--- EXERCISE PROMPT ---
Each record is to be printed again precisely as it reads.
*-*-*
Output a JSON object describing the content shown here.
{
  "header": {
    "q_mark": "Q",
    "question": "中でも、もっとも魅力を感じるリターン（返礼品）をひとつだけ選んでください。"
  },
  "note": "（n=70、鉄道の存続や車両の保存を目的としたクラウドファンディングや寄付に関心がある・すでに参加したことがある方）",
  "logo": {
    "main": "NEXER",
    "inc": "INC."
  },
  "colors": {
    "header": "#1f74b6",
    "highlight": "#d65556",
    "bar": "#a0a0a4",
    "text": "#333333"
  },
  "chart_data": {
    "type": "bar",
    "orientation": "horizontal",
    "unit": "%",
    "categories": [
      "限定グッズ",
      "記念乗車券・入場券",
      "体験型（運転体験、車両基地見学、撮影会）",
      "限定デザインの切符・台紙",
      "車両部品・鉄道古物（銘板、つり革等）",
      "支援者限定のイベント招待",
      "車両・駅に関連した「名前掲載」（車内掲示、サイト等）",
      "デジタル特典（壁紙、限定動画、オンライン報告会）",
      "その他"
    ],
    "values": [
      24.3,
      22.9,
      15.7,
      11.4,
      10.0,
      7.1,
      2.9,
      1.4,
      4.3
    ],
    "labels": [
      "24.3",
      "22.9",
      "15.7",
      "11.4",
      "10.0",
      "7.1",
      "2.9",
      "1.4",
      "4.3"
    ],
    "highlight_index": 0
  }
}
*-*-*
--- WRITTEN SOLUTION ---
Output a JSON object describing the content shown here.
{
  "header": {
    "q_mark": "Q",
    "question": "中でも、もっとも魅力を感じるリターン（返礼品）をひとつだけ選んでください。"
  },
  "note": "（n=70、鉄道の存続や車両の保存を目的としたクラウドファンディングや寄付に関心がある・すでに参加したことがある方）",
  "logo": {
    "main": "NEXER",
    "inc": "INC."
  },
  "colors": {
    "header": "#1f74b6",
    "highlight": "#d65556",
    "bar": "#a0a0a4",
    "text": "#333333"
  },
  "chart_data": {
    "type": "bar",
    "orientation": "horizontal",
    "unit": "%",
    "categories": [
      "限定グッズ",
      "記念乗車券・入場券",
      "体験型（運転体験、車両基地見学、撮影会）",
      "限定デザインの切符・台紙",
      "車両部品・鉄道古物（銘板、つり革等）",
      "支援者限定のイベント招待",
      "車両・駅に関連した「名前掲載」（車内掲示、サイト等）",
      "デジタル特典（壁紙、限定動画、オンライン報告会）",
      "その他"
    ],
    "values": [
      24.3,
      22.9,
      15.7,
      11.4,
      10.0,
      7.1,
      2.9,
      1.4,
      4.3
    ],
    "labels": [
      "24.3",
      "22.9",
      "15.7",
      "11.4",
      "10.0",
      "7.1",
      "2.9",
      "1.4",
      "4.3"
    ],
    "highlight_index": 0
  }
}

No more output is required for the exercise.